Task objective:
Copy all the entries below exactly, but not the pictures.
----------------------------------------
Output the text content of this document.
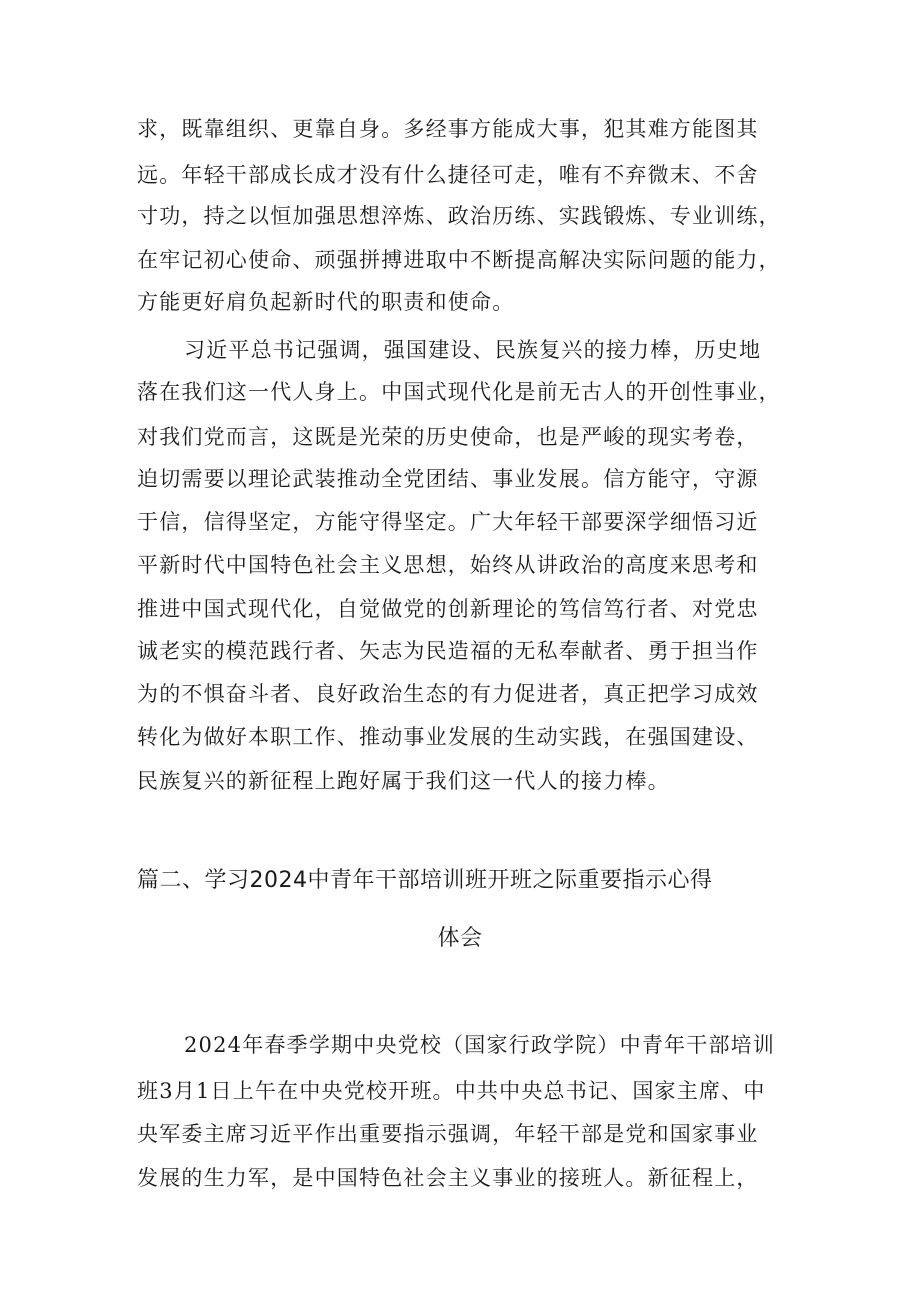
求，既靠组织、更靠自身。多经事方能成大事，犯其难方能图其
远。年轻干部成长成才没有什么捷径可走，唯有不弃微末、不舍
寸功，持之以恒加强思想淬炼、政治历练、实践锻炼、专业训练，
在牢记初心使命、顽强拼搏进取中不断提高解决实际问题的能力，
方能更好肩负起新时代的职责和使命。
习近平总书记强调，强国建设、民族复兴的接力棒，历史地
落在我们这一代人身上。中国式现代化是前无古人的开创性事业，
对我们党而言，这既是光荣的历史使命，也是严峻的现实考卷，
迫切需要以理论武装推动全党团结、事业发展。信方能守，守源
于信，信得坚定，方能守得坚定。广大年轻干部要深学细悟习近
平新时代中国特色社会主义思想，始终从讲政治的高度来思考和
推进中国式现代化，自觉做党的创新理论的笃信笃行者、对党忠
诚老实的模范践行者、矢志为民造福的无私奉献者、勇于担当作
为的不惧奋斗者、良好政治生态的有力促进者，真正把学习成效
转化为做好本职工作、推动事业发展的生动实践，在强国建设、
民族复兴的新征程上跑好属于我们这一代人的接力棒。
篇二、学习2024中青年干部培训班开班之际重要指示心得
体会
2024年春季学期中央党校（国家行政学院）中青年干部培训
班3月1日上午在中央党校开班。中共中央总书记、国家主席、中
央军委主席习近平作出重要指示强调，年轻干部是党和国家事业
发展的生力军，是中国特色社会主义事业的接班人。新征程上，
----------------------------------------
Solution for this exercise:
Output the text content of this document.
求，既靠组织、更靠自身。多经事方能成大事，犯其难方能图其
远。年轻干部成长成才没有什么捷径可走，唯有不弃微末、不舍
寸功，持之以恒加强思想淬炼、政治历练、实践锻炼、专业训练，
在牢记初心使命、顽强拼搏进取中不断提高解决实际问题的能力，
方能更好肩负起新时代的职责和使命。
习近平总书记强调，强国建设、民族复兴的接力棒，历史地
落在我们这一代人身上。中国式现代化是前无古人的开创性事业，
对我们党而言，这既是光荣的历史使命，也是严峻的现实考卷，
迫切需要以理论武装推动全党团结、事业发展。信方能守，守源
于信，信得坚定，方能守得坚定。广大年轻干部要深学细悟习近
平新时代中国特色社会主义思想，始终从讲政治的高度来思考和
推进中国式现代化，自觉做党的创新理论的笃信笃行者、对党忠
诚老实的模范践行者、矢志为民造福的无私奉献者、勇于担当作
为的不惧奋斗者、良好政治生态的有力促进者，真正把学习成效
转化为做好本职工作、推动事业发展的生动实践，在强国建设、
民族复兴的新征程上跑好属于我们这一代人的接力棒。
篇二、学习2024中青年干部培训班开班之际重要指示心得
体会
2024年春季学期中央党校（国家行政学院）中青年干部培训
班3月1日上午在中央党校开班。中共中央总书记、国家主席、中
央军委主席习近平作出重要指示强调，年轻干部是党和国家事业
发展的生力军，是中国特色社会主义事业的接班人。新征程上，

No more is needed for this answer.